— Start PROVIDED DATA —

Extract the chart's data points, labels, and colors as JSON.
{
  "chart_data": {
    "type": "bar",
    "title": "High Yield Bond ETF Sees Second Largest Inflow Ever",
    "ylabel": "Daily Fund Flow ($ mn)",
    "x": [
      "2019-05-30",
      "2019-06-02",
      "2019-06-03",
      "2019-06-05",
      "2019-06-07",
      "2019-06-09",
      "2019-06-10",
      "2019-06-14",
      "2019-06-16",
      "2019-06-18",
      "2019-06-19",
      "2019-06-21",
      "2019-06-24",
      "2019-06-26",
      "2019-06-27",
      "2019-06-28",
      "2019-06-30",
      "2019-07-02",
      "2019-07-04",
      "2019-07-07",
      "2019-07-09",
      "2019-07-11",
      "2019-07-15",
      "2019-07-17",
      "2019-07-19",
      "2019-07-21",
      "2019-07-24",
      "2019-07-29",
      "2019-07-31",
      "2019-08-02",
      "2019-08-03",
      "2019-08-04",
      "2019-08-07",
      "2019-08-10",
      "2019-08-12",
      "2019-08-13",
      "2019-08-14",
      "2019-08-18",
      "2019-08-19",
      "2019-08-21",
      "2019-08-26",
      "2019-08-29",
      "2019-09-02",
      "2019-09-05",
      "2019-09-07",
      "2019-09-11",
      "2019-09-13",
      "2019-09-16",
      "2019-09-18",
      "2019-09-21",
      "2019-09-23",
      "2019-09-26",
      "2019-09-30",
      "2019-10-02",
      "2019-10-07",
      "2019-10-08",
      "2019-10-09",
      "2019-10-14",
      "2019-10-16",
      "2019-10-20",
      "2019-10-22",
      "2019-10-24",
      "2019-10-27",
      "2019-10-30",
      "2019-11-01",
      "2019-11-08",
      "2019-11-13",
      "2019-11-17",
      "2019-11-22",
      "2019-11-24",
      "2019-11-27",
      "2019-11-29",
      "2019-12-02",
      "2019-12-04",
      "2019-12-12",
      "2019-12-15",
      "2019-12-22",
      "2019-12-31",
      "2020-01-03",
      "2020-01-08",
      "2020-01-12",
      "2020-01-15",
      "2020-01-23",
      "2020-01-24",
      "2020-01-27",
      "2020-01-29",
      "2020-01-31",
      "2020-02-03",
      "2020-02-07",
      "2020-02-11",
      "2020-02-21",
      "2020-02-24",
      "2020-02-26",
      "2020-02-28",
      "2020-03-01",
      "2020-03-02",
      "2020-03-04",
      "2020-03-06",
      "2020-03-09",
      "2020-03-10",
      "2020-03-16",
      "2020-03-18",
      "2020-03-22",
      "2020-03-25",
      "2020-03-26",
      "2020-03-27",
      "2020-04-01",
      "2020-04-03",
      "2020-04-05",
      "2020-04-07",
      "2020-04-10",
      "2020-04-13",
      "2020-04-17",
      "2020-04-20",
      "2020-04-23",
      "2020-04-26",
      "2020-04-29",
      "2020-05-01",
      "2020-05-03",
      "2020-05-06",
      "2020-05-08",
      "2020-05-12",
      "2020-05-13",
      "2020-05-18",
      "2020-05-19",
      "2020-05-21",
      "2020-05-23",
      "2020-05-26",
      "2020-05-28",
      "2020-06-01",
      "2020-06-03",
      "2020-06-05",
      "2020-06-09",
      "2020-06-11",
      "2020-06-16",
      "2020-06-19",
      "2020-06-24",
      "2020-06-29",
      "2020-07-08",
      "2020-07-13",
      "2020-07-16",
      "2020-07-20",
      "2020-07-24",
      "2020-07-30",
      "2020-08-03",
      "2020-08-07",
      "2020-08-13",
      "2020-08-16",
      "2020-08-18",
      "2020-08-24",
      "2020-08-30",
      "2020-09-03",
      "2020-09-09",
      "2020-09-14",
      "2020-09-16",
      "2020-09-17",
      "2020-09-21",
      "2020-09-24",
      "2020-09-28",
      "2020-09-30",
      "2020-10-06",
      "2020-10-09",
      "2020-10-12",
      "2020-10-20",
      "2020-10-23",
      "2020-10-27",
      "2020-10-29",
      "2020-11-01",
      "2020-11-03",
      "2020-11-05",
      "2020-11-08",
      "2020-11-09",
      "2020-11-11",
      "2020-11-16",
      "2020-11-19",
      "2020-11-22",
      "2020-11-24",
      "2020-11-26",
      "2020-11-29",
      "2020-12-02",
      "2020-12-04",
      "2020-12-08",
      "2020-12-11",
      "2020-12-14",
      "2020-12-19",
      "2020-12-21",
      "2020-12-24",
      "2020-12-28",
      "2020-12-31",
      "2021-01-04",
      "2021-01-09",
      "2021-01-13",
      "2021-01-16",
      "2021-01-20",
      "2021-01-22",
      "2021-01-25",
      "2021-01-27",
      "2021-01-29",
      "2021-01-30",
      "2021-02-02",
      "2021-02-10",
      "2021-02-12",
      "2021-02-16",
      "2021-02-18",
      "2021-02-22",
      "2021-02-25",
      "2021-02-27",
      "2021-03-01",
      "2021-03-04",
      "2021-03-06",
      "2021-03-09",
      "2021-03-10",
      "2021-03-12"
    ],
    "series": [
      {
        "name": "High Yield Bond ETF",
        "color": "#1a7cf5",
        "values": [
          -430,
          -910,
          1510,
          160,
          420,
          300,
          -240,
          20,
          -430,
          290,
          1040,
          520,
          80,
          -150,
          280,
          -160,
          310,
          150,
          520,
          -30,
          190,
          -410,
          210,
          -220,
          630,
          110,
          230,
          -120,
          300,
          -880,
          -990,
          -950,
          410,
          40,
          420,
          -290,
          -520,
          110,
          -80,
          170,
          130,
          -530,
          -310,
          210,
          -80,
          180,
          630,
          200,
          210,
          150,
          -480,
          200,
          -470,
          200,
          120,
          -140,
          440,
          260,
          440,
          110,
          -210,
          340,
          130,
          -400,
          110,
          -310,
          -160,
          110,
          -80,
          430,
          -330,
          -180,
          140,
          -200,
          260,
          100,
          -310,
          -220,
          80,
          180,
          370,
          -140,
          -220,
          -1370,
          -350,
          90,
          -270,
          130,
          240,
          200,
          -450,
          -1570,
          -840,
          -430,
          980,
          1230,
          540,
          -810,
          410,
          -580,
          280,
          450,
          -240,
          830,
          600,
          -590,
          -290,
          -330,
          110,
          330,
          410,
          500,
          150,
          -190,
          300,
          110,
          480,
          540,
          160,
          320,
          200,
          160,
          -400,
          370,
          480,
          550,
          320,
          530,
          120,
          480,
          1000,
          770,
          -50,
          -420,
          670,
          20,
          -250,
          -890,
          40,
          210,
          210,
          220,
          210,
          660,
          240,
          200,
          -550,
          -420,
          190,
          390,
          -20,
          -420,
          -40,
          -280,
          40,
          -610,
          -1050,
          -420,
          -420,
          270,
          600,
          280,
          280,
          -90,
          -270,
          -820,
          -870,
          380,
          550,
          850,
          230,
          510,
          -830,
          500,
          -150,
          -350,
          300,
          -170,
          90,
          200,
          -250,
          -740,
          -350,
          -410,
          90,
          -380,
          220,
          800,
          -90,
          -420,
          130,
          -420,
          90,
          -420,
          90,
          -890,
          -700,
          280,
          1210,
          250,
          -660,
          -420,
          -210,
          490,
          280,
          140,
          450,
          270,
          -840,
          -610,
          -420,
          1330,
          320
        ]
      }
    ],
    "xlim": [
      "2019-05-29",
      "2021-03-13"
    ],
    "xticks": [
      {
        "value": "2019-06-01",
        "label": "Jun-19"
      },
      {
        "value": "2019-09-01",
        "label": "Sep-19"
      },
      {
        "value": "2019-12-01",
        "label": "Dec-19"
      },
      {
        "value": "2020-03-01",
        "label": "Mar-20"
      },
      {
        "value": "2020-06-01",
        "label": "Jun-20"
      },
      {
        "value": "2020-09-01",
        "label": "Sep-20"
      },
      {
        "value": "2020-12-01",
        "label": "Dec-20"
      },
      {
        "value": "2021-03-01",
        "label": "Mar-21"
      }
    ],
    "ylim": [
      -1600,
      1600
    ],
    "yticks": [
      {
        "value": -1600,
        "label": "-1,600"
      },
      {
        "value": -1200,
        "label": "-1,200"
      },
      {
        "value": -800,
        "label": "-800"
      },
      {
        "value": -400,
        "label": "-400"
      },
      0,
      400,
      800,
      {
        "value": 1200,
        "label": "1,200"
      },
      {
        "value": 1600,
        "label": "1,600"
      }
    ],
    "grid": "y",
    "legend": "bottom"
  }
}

— End PROVIDED DATA —
— Start PROVIDED DATA —

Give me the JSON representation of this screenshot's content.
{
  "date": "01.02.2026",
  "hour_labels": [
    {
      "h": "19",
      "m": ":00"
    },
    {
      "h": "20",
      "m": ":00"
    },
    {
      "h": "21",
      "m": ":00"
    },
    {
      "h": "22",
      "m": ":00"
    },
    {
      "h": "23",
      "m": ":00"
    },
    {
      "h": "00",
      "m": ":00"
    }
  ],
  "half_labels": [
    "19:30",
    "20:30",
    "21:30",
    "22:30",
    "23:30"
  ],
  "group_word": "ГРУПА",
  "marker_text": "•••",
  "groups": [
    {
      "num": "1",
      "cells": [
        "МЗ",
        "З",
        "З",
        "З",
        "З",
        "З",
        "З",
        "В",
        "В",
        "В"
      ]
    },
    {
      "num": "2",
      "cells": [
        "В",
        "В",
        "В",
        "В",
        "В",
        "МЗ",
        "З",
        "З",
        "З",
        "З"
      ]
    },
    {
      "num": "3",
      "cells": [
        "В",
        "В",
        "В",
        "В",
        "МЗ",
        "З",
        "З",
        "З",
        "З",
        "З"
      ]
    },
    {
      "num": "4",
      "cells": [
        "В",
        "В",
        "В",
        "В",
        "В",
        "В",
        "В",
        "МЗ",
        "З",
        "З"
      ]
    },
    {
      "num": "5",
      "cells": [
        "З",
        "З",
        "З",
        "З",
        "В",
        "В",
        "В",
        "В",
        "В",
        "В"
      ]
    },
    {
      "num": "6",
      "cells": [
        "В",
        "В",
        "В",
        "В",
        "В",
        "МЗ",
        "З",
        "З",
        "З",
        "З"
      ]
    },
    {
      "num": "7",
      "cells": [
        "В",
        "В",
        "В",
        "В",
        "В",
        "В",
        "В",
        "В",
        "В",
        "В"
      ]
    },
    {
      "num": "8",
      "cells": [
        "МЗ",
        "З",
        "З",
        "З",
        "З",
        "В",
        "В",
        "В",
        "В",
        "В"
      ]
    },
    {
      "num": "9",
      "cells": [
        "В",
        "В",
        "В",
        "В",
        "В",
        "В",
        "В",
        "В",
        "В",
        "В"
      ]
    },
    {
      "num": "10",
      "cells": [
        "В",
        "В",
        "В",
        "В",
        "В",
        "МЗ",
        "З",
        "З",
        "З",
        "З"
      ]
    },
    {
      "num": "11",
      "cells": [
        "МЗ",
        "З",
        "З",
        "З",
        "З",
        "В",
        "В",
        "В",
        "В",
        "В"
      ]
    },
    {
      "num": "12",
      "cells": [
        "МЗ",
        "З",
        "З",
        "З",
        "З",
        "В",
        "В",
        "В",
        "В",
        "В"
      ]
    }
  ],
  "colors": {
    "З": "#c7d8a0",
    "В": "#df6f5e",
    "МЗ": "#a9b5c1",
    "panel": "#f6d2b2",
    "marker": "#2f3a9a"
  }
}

— End PROVIDED DATA —

SHORT PROBLEM: Work out how many lines of the data above hold the word "Yield", and write only the count.

RESPONSE: 2